◆ **Your task**
Copy each record exactly as it reads, leaving out any pictures it holds.

◆ **Listed entries**
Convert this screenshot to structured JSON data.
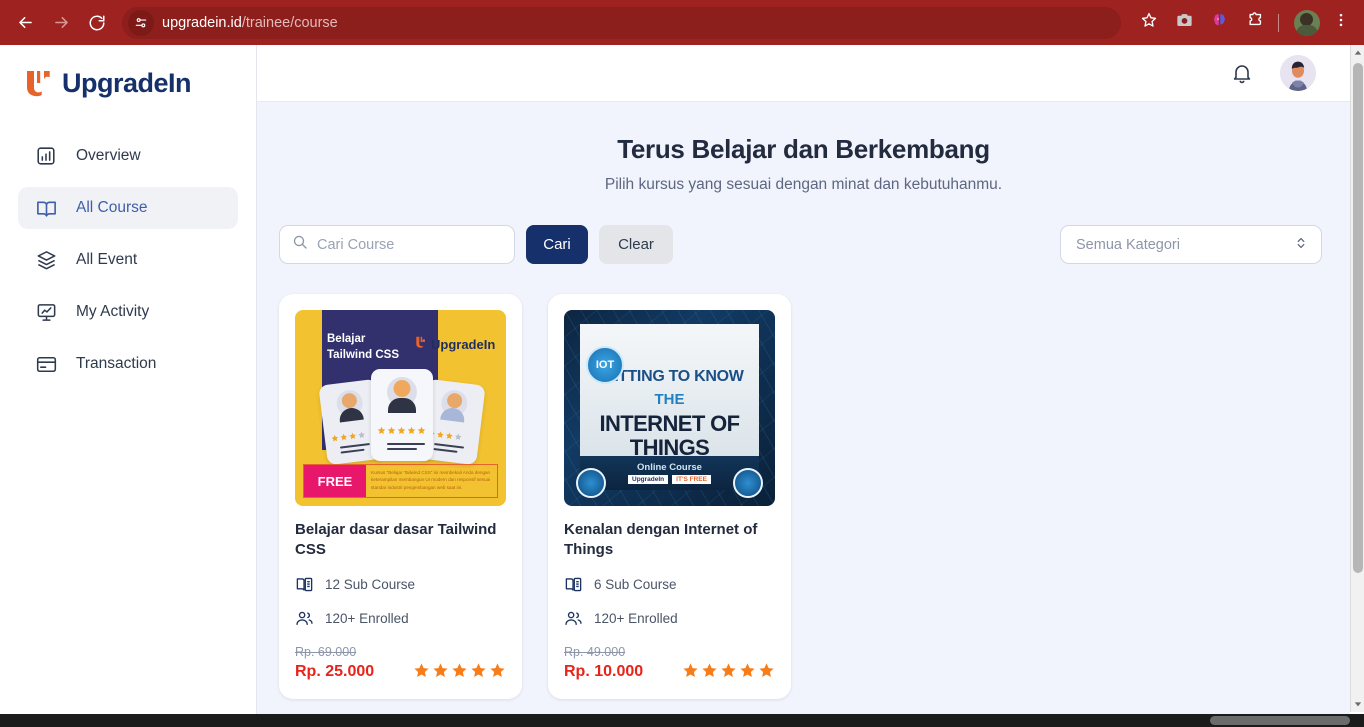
{
  "browser": {
    "url_domain": "upgradein.id",
    "url_path": "/trainee/course",
    "back_icon": "back-arrow-icon",
    "forward_icon": "forward-arrow-icon",
    "reload_icon": "reload-icon",
    "site_info_icon": "site-settings-icon",
    "bookmark_icon": "star-icon",
    "toolbar_icons": [
      "camera-icon",
      "ai-brain-icon",
      "extensions-puzzle-icon"
    ],
    "profile_icon": "chrome-profile-avatar",
    "menu_icon": "three-dot-menu-icon",
    "chrome_bg": "#9e2320"
  },
  "sidebar": {
    "logo_text": "UpgradeIn",
    "logo_accent": "#e8632c",
    "logo_navy": "#16306b",
    "items": [
      {
        "label": "Overview",
        "icon": "chart-bar-icon",
        "active": false
      },
      {
        "label": "All Course",
        "icon": "book-open-icon",
        "active": true
      },
      {
        "label": "All Event",
        "icon": "layers-icon",
        "active": false
      },
      {
        "label": "My Activity",
        "icon": "presentation-chart-icon",
        "active": false
      },
      {
        "label": "Transaction",
        "icon": "credit-card-icon",
        "active": false
      }
    ]
  },
  "topbar": {
    "bell_icon": "notification-bell-icon",
    "avatar_icon": "user-avatar"
  },
  "page": {
    "title": "Terus Belajar dan Berkembang",
    "subtitle": "Pilih kursus yang sesuai dengan minat dan kebutuhanmu."
  },
  "filters": {
    "search_placeholder": "Cari Course",
    "search_value": "",
    "search_icon": "search-icon",
    "search_button": "Cari",
    "clear_button": "Clear",
    "category_selected": "Semua Kategori",
    "category_chevron_icon": "chevron-up-down-icon"
  },
  "courses": [
    {
      "title": "Belajar dasar dasar Tailwind CSS",
      "sub_course": "12 Sub Course",
      "enrolled": "120+ Enrolled",
      "price_old": "Rp. 69.000",
      "price_new": "Rp. 25.000",
      "rating": 5,
      "thumb": {
        "heading": "Belajar\nTailwind CSS",
        "brand": "UpgradeIn",
        "badge": "FREE",
        "blurb": "Kursus \"Belajar Tailwind CSS\" ini membekali Anda dengan keterampilan membangun UI modern dan responsif sesuai standar industri pengembangan web saat ini.",
        "bg_color": "#f2c230",
        "panel_color": "#33306e",
        "badge_color": "#e8176c"
      }
    },
    {
      "title": "Kenalan dengan Internet of Things",
      "sub_course": "6 Sub Course",
      "enrolled": "120+ Enrolled",
      "price_old": "Rp. 49.000",
      "price_new": "Rp. 10.000",
      "rating": 5,
      "thumb": {
        "badge": "IOT",
        "line1": "GETTING TO KNOW",
        "line2": "THE",
        "line3": "INTERNET OF THINGS",
        "footer": "Online Course",
        "brand": "UpgradeIn",
        "free_tag": "IT'S FREE",
        "bg_color": "#0d2540"
      }
    }
  ],
  "labels": {
    "book_icon": "book-icon",
    "people_icon": "people-icon",
    "star_icon": "star-filled-icon",
    "star_color": "#f77d1a"
  },
  "scrollbar": {
    "vertical_up_icon": "scroll-up-arrow-icon",
    "vertical_down_icon": "scroll-down-arrow-icon"
  }
}
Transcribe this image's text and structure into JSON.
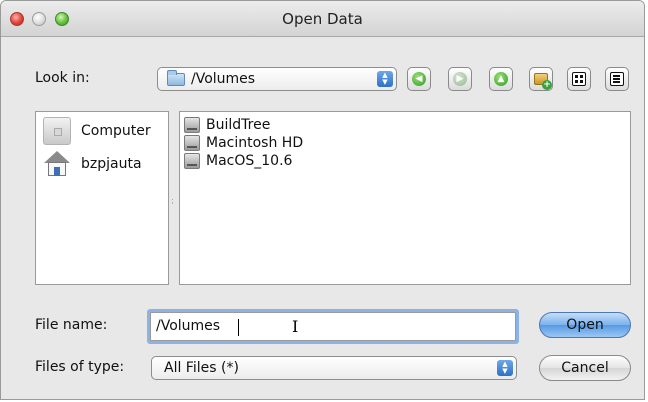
{
  "window": {
    "title": "Open Data"
  },
  "lookin": {
    "label": "Look in:",
    "value": "/Volumes"
  },
  "toolbar": {
    "buttons": [
      "back-icon",
      "forward-icon",
      "up-folder-icon",
      "new-folder-icon",
      "list-view-icon",
      "details-view-icon"
    ]
  },
  "sidebar": {
    "items": [
      {
        "label": "Computer",
        "icon": "computer-icon"
      },
      {
        "label": "bzpjauta",
        "icon": "home-icon"
      }
    ]
  },
  "files": {
    "items": [
      {
        "label": "BuildTree",
        "icon": "disk-icon"
      },
      {
        "label": "Macintosh HD",
        "icon": "disk-icon"
      },
      {
        "label": "MacOS_10.6",
        "icon": "disk-icon"
      }
    ]
  },
  "filename": {
    "label": "File name:",
    "value": "/Volumes"
  },
  "filetype": {
    "label": "Files of type:",
    "value": "All Files (*)"
  },
  "buttons": {
    "open": "Open",
    "cancel": "Cancel"
  },
  "colors": {
    "accent": "#5899e3",
    "focus_ring": "#8db3e6"
  }
}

◆ **Output**
Convert this screenshot to structured JSON data.
{
  "browser": {
    "url_domain": "upgradein.id",
    "url_path": "/trainee/course",
    "back_icon": "back-arrow-icon",
    "forward_icon": "forward-arrow-icon",
    "reload_icon": "reload-icon",
    "site_info_icon": "site-settings-icon",
    "bookmark_icon": "star-icon",
    "toolbar_icons": [
      "camera-icon",
      "ai-brain-icon",
      "extensions-puzzle-icon"
    ],
    "profile_icon": "chrome-profile-avatar",
    "menu_icon": "three-dot-menu-icon",
    "chrome_bg": "#9e2320"
  },
  "sidebar": {
    "logo_text": "UpgradeIn",
    "logo_accent": "#e8632c",
    "logo_navy": "#16306b",
    "items": [
      {
        "label": "Overview",
        "icon": "chart-bar-icon",
        "active": false
      },
      {
        "label": "All Course",
        "icon": "book-open-icon",
        "active": true
      },
      {
        "label": "All Event",
        "icon": "layers-icon",
        "active": false
      },
      {
        "label": "My Activity",
        "icon": "presentation-chart-icon",
        "active": false
      },
      {
        "label": "Transaction",
        "icon": "credit-card-icon",
        "active": false
      }
    ]
  },
  "topbar": {
    "bell_icon": "notification-bell-icon",
    "avatar_icon": "user-avatar"
  },
  "page": {
    "title": "Terus Belajar dan Berkembang",
    "subtitle": "Pilih kursus yang sesuai dengan minat dan kebutuhanmu."
  },
  "filters": {
    "search_placeholder": "Cari Course",
    "search_value": "",
    "search_icon": "search-icon",
    "search_button": "Cari",
    "clear_button": "Clear",
    "category_selected": "Semua Kategori",
    "category_chevron_icon": "chevron-up-down-icon"
  },
  "courses": [
    {
      "title": "Belajar dasar dasar Tailwind CSS",
      "sub_course": "12 Sub Course",
      "enrolled": "120+ Enrolled",
      "price_old": "Rp. 69.000",
      "price_new": "Rp. 25.000",
      "rating": 5,
      "thumb": {
        "heading": "Belajar\nTailwind CSS",
        "brand": "UpgradeIn",
        "badge": "FREE",
        "blurb": "Kursus \"Belajar Tailwind CSS\" ini membekali Anda dengan keterampilan membangun UI modern dan responsif sesuai standar industri pengembangan web saat ini.",
        "bg_color": "#f2c230",
        "panel_color": "#33306e",
        "badge_color": "#e8176c"
      }
    },
    {
      "title": "Kenalan dengan Internet of Things",
      "sub_course": "6 Sub Course",
      "enrolled": "120+ Enrolled",
      "price_old": "Rp. 49.000",
      "price_new": "Rp. 10.000",
      "rating": 5,
      "thumb": {
        "badge": "IOT",
        "line1": "GETTING TO KNOW",
        "line2": "THE",
        "line3": "INTERNET OF THINGS",
        "footer": "Online Course",
        "brand": "UpgradeIn",
        "free_tag": "IT'S FREE",
        "bg_color": "#0d2540"
      }
    }
  ],
  "labels": {
    "book_icon": "book-icon",
    "people_icon": "people-icon",
    "star_icon": "star-filled-icon",
    "star_color": "#f77d1a"
  },
  "scrollbar": {
    "vertical_up_icon": "scroll-up-arrow-icon",
    "vertical_down_icon": "scroll-down-arrow-icon"
  }
}
Transcribe this image's text and structure into JSON.
{
  "window": {
    "title": "Open Data"
  },
  "lookin": {
    "label": "Look in:",
    "value": "/Volumes"
  },
  "toolbar": {
    "buttons": [
      "back-icon",
      "forward-icon",
      "up-folder-icon",
      "new-folder-icon",
      "list-view-icon",
      "details-view-icon"
    ]
  },
  "sidebar": {
    "items": [
      {
        "label": "Computer",
        "icon": "computer-icon"
      },
      {
        "label": "bzpjauta",
        "icon": "home-icon"
      }
    ]
  },
  "files": {
    "items": [
      {
        "label": "BuildTree",
        "icon": "disk-icon"
      },
      {
        "label": "Macintosh HD",
        "icon": "disk-icon"
      },
      {
        "label": "MacOS_10.6",
        "icon": "disk-icon"
      }
    ]
  },
  "filename": {
    "label": "File name:",
    "value": "/Volumes"
  },
  "filetype": {
    "label": "Files of type:",
    "value": "All Files (*)"
  },
  "buttons": {
    "open": "Open",
    "cancel": "Cancel"
  },
  "colors": {
    "accent": "#5899e3",
    "focus_ring": "#8db3e6"
  }
}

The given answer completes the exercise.